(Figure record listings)
..........
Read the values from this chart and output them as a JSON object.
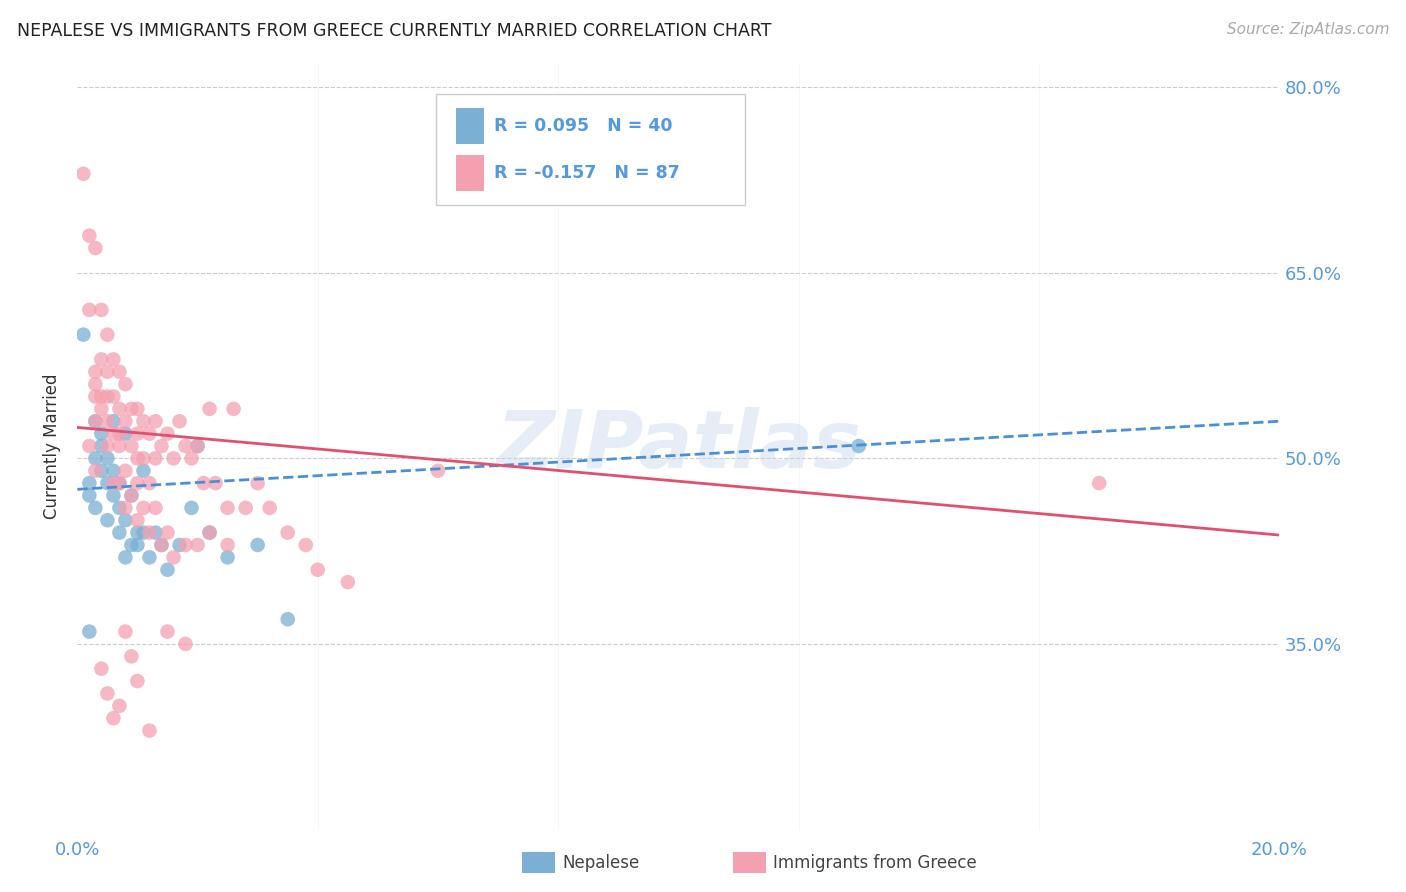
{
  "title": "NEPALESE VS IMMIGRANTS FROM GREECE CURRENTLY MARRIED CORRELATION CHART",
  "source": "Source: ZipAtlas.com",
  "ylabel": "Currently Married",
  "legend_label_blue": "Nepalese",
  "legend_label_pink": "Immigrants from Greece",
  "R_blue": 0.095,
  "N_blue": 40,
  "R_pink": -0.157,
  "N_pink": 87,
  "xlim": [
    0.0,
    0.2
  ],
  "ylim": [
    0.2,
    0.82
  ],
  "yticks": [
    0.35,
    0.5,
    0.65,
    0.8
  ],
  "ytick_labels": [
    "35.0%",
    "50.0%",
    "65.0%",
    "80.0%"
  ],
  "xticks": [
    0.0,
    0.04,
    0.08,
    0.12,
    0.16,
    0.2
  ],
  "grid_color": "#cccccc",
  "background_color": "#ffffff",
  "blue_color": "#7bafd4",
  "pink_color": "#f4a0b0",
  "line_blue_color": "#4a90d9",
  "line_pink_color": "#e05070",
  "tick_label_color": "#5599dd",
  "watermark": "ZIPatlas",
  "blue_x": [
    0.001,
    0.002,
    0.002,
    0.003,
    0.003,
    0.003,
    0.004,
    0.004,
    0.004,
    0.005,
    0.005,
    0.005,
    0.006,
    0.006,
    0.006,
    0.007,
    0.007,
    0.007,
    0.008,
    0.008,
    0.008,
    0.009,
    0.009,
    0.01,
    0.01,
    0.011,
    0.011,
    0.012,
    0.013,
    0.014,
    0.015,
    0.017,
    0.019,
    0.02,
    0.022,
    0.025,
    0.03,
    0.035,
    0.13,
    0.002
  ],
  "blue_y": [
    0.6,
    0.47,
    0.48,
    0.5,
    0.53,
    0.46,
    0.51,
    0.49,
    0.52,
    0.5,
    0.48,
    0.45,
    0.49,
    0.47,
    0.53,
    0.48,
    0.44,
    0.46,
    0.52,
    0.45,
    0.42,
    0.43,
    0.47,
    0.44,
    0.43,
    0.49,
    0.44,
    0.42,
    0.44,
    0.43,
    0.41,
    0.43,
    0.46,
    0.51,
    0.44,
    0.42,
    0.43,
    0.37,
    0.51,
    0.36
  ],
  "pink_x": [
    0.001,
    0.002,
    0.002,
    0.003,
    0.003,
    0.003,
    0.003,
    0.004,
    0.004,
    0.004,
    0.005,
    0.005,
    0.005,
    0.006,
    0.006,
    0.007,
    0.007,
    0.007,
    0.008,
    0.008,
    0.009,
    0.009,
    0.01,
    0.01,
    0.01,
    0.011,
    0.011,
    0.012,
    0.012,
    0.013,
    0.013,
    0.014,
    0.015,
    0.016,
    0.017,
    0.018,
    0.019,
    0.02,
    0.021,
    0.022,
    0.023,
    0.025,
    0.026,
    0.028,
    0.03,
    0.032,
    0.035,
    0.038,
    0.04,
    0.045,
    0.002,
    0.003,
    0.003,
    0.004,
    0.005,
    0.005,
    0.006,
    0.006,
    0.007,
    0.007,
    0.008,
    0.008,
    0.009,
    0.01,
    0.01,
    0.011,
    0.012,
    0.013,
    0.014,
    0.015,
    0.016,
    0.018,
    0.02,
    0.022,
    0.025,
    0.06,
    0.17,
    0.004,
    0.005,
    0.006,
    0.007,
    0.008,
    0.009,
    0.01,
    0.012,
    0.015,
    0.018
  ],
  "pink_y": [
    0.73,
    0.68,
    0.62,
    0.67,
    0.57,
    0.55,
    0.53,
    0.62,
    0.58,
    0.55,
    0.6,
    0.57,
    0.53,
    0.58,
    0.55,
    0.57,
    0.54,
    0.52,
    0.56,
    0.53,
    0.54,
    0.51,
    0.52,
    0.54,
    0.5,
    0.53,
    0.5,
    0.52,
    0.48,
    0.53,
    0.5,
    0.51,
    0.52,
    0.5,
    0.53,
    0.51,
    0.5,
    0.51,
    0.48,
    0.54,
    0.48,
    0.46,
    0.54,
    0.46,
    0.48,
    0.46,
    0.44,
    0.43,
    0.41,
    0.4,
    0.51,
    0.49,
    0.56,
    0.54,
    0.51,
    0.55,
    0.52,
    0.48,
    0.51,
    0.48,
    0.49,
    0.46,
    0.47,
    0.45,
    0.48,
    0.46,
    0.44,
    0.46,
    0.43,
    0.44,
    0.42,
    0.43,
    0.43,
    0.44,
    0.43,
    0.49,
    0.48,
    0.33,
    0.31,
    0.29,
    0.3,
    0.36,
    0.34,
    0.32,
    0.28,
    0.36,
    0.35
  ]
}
..........
- Objective
Leave out the pictures and copy every record above exactly.

- Written response
Read the values from this chart and output them as a JSON object.
{
  "title": "NEPALESE VS IMMIGRANTS FROM GREECE CURRENTLY MARRIED CORRELATION CHART",
  "source": "Source: ZipAtlas.com",
  "ylabel": "Currently Married",
  "legend_label_blue": "Nepalese",
  "legend_label_pink": "Immigrants from Greece",
  "R_blue": 0.095,
  "N_blue": 40,
  "R_pink": -0.157,
  "N_pink": 87,
  "xlim": [
    0.0,
    0.2
  ],
  "ylim": [
    0.2,
    0.82
  ],
  "yticks": [
    0.35,
    0.5,
    0.65,
    0.8
  ],
  "ytick_labels": [
    "35.0%",
    "50.0%",
    "65.0%",
    "80.0%"
  ],
  "xticks": [
    0.0,
    0.04,
    0.08,
    0.12,
    0.16,
    0.2
  ],
  "grid_color": "#cccccc",
  "background_color": "#ffffff",
  "blue_color": "#7bafd4",
  "pink_color": "#f4a0b0",
  "line_blue_color": "#4a90d9",
  "line_pink_color": "#e05070",
  "tick_label_color": "#5599dd",
  "watermark": "ZIPatlas",
  "blue_x": [
    0.001,
    0.002,
    0.002,
    0.003,
    0.003,
    0.003,
    0.004,
    0.004,
    0.004,
    0.005,
    0.005,
    0.005,
    0.006,
    0.006,
    0.006,
    0.007,
    0.007,
    0.007,
    0.008,
    0.008,
    0.008,
    0.009,
    0.009,
    0.01,
    0.01,
    0.011,
    0.011,
    0.012,
    0.013,
    0.014,
    0.015,
    0.017,
    0.019,
    0.02,
    0.022,
    0.025,
    0.03,
    0.035,
    0.13,
    0.002
  ],
  "blue_y": [
    0.6,
    0.47,
    0.48,
    0.5,
    0.53,
    0.46,
    0.51,
    0.49,
    0.52,
    0.5,
    0.48,
    0.45,
    0.49,
    0.47,
    0.53,
    0.48,
    0.44,
    0.46,
    0.52,
    0.45,
    0.42,
    0.43,
    0.47,
    0.44,
    0.43,
    0.49,
    0.44,
    0.42,
    0.44,
    0.43,
    0.41,
    0.43,
    0.46,
    0.51,
    0.44,
    0.42,
    0.43,
    0.37,
    0.51,
    0.36
  ],
  "pink_x": [
    0.001,
    0.002,
    0.002,
    0.003,
    0.003,
    0.003,
    0.003,
    0.004,
    0.004,
    0.004,
    0.005,
    0.005,
    0.005,
    0.006,
    0.006,
    0.007,
    0.007,
    0.007,
    0.008,
    0.008,
    0.009,
    0.009,
    0.01,
    0.01,
    0.01,
    0.011,
    0.011,
    0.012,
    0.012,
    0.013,
    0.013,
    0.014,
    0.015,
    0.016,
    0.017,
    0.018,
    0.019,
    0.02,
    0.021,
    0.022,
    0.023,
    0.025,
    0.026,
    0.028,
    0.03,
    0.032,
    0.035,
    0.038,
    0.04,
    0.045,
    0.002,
    0.003,
    0.003,
    0.004,
    0.005,
    0.005,
    0.006,
    0.006,
    0.007,
    0.007,
    0.008,
    0.008,
    0.009,
    0.01,
    0.01,
    0.011,
    0.012,
    0.013,
    0.014,
    0.015,
    0.016,
    0.018,
    0.02,
    0.022,
    0.025,
    0.06,
    0.17,
    0.004,
    0.005,
    0.006,
    0.007,
    0.008,
    0.009,
    0.01,
    0.012,
    0.015,
    0.018
  ],
  "pink_y": [
    0.73,
    0.68,
    0.62,
    0.67,
    0.57,
    0.55,
    0.53,
    0.62,
    0.58,
    0.55,
    0.6,
    0.57,
    0.53,
    0.58,
    0.55,
    0.57,
    0.54,
    0.52,
    0.56,
    0.53,
    0.54,
    0.51,
    0.52,
    0.54,
    0.5,
    0.53,
    0.5,
    0.52,
    0.48,
    0.53,
    0.5,
    0.51,
    0.52,
    0.5,
    0.53,
    0.51,
    0.5,
    0.51,
    0.48,
    0.54,
    0.48,
    0.46,
    0.54,
    0.46,
    0.48,
    0.46,
    0.44,
    0.43,
    0.41,
    0.4,
    0.51,
    0.49,
    0.56,
    0.54,
    0.51,
    0.55,
    0.52,
    0.48,
    0.51,
    0.48,
    0.49,
    0.46,
    0.47,
    0.45,
    0.48,
    0.46,
    0.44,
    0.46,
    0.43,
    0.44,
    0.42,
    0.43,
    0.43,
    0.44,
    0.43,
    0.49,
    0.48,
    0.33,
    0.31,
    0.29,
    0.3,
    0.36,
    0.34,
    0.32,
    0.28,
    0.36,
    0.35
  ]
}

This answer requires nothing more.